** BEGIN Input for this task **

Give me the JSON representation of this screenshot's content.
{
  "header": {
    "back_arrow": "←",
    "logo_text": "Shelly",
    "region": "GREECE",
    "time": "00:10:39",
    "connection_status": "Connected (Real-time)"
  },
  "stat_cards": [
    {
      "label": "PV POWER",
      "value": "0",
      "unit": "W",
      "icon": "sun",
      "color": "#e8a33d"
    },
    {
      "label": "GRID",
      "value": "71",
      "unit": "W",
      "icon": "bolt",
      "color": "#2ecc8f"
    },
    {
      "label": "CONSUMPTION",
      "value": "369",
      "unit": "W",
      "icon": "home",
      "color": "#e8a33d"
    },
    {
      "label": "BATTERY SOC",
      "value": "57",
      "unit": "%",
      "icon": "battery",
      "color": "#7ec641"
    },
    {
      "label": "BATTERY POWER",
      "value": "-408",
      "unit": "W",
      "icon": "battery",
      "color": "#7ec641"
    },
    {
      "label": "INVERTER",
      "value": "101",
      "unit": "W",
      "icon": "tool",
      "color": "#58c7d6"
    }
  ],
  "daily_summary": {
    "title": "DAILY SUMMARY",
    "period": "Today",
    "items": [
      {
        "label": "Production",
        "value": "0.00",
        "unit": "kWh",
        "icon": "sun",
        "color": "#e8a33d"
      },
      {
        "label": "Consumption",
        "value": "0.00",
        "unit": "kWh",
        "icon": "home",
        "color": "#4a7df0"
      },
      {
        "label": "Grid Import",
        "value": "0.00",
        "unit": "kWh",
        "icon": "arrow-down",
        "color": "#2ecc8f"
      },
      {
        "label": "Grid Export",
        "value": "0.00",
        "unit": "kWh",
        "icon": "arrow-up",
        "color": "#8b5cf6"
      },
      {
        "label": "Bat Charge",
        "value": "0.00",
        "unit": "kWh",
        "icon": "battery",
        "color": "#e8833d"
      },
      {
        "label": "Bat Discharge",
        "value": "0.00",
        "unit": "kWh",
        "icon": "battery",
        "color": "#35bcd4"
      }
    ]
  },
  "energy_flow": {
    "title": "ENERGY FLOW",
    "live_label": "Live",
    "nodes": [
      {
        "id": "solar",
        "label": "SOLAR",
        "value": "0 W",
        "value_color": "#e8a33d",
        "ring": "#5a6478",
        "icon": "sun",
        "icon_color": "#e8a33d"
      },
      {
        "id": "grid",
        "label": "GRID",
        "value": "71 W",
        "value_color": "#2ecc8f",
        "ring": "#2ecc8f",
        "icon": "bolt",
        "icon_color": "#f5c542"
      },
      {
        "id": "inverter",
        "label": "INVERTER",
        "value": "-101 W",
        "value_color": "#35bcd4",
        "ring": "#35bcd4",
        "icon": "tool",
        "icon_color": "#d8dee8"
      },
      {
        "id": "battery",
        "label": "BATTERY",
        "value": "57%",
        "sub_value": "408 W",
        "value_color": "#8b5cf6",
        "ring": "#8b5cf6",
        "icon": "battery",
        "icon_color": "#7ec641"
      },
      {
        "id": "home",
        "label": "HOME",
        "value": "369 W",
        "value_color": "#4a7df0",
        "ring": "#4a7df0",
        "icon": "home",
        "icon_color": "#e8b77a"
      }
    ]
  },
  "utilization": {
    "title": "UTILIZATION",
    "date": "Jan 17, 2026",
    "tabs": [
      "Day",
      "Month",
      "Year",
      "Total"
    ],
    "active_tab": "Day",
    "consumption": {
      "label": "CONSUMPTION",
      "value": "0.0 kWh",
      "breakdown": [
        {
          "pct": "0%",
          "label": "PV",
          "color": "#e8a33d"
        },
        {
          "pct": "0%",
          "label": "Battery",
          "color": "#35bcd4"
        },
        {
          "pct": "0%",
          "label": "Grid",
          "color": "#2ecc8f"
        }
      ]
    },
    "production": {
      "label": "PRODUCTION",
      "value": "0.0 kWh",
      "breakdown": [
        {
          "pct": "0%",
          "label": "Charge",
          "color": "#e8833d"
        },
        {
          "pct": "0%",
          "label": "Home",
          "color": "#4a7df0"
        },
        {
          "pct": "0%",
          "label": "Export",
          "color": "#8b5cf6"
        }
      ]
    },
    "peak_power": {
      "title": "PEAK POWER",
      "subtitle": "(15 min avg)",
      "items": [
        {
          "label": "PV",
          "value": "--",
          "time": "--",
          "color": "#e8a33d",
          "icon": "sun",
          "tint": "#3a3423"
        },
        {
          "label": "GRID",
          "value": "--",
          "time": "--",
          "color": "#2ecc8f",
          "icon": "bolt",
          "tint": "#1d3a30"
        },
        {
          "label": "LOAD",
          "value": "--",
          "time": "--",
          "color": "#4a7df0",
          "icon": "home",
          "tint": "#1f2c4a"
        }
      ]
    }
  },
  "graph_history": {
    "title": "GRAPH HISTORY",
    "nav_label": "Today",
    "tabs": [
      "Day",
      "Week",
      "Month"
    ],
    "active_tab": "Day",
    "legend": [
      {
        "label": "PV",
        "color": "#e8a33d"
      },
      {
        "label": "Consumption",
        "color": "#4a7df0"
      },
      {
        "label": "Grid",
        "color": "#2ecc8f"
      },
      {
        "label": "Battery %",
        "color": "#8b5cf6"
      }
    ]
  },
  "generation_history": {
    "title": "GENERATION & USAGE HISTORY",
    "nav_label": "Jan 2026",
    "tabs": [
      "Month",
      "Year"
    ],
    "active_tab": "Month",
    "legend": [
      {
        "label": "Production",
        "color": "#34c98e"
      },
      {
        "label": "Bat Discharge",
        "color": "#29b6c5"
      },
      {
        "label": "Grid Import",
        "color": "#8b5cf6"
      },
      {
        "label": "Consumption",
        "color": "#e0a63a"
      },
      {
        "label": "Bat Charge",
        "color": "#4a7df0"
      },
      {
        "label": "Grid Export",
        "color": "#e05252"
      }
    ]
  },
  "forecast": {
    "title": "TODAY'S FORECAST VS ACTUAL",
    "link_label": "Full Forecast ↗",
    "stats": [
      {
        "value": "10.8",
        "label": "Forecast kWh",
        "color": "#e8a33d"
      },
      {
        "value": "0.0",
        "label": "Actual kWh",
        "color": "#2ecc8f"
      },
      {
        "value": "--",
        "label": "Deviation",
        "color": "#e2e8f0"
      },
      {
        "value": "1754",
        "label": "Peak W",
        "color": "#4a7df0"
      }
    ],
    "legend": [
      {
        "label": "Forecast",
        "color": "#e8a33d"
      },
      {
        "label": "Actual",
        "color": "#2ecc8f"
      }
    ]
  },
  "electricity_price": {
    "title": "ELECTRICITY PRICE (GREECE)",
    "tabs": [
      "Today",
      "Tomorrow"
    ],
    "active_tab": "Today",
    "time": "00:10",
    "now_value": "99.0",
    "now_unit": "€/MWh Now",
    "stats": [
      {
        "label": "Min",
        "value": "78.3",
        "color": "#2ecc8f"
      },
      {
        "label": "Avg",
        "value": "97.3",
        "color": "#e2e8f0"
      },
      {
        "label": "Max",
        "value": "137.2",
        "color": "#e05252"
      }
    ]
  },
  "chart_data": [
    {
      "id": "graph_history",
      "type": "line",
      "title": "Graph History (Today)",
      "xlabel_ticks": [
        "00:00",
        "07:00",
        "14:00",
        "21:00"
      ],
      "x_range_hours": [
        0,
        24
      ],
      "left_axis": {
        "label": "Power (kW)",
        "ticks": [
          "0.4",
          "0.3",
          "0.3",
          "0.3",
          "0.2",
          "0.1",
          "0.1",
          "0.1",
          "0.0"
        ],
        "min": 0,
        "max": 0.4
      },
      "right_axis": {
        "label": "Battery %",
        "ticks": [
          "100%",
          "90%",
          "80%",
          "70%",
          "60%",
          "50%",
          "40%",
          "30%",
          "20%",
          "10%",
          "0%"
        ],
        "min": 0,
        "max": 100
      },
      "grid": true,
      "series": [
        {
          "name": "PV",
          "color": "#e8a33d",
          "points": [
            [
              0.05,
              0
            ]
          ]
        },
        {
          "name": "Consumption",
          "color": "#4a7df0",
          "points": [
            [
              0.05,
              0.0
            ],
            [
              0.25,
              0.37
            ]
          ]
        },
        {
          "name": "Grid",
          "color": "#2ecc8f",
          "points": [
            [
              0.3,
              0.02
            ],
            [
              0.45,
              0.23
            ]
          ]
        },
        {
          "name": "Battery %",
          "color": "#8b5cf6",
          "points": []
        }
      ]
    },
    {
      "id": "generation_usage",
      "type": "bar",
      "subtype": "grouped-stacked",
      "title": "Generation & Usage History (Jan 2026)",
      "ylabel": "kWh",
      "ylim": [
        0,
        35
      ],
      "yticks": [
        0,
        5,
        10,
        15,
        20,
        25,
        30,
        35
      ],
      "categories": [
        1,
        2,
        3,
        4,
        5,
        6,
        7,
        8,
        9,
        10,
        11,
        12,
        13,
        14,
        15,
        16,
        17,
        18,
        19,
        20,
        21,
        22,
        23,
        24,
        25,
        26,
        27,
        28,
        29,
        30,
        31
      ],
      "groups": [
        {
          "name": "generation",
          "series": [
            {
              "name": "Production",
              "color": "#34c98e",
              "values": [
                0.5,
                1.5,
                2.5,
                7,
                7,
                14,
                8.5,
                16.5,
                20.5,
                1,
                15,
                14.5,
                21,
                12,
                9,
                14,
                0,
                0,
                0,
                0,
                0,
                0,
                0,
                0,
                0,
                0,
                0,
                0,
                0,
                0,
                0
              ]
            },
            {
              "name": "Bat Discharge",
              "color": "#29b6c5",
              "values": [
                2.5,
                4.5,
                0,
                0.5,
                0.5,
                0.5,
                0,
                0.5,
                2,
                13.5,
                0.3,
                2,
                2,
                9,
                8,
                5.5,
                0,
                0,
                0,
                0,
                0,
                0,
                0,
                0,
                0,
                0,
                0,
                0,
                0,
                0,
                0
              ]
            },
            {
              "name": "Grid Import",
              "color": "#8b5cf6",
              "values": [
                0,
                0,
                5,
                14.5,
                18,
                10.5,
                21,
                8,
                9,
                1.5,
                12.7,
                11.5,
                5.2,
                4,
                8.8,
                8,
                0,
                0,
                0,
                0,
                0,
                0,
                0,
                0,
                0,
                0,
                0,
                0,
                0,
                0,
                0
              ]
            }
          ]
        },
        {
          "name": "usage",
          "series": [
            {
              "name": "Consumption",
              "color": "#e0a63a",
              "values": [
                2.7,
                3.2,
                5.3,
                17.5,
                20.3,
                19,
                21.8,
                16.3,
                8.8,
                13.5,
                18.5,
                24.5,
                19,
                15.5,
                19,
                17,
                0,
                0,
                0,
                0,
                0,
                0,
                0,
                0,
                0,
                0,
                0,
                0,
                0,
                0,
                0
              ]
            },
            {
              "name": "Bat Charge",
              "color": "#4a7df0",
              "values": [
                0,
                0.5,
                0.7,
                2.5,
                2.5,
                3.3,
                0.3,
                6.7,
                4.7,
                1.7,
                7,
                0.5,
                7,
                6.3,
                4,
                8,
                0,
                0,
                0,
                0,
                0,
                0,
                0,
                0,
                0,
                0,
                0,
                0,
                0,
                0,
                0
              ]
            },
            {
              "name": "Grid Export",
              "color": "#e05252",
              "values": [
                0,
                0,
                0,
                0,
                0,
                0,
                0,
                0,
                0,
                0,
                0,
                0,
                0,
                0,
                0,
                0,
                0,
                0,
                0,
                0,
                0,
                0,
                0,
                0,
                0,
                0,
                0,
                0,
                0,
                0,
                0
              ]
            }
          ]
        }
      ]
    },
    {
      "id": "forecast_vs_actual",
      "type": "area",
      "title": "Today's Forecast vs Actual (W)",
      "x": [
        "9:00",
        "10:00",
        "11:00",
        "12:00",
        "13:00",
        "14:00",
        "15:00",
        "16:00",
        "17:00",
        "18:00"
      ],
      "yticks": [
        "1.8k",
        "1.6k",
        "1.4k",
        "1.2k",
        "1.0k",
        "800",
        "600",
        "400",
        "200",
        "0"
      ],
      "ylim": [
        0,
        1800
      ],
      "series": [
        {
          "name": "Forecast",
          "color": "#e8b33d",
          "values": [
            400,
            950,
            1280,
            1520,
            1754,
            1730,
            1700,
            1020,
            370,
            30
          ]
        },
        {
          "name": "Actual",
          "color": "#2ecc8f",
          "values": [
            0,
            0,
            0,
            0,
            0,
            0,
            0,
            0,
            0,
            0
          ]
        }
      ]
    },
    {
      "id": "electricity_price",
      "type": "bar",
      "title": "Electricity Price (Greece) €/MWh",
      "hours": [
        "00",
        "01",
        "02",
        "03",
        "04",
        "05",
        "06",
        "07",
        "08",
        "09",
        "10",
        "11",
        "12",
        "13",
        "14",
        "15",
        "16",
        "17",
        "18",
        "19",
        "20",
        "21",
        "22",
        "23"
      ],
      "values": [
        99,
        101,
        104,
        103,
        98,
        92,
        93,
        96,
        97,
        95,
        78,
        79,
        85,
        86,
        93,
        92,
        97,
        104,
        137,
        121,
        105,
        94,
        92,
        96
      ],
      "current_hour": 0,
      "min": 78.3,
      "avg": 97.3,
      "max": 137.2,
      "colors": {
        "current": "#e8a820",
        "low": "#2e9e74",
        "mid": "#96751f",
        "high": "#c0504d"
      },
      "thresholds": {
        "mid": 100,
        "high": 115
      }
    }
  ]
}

** END Input for this task **

### To be done
List all lines where "Export" occurs.

### Complete response
        "label": "Grid Export",
          "label": "Export",
        "label": "Grid Export",
              "name": "Grid Export",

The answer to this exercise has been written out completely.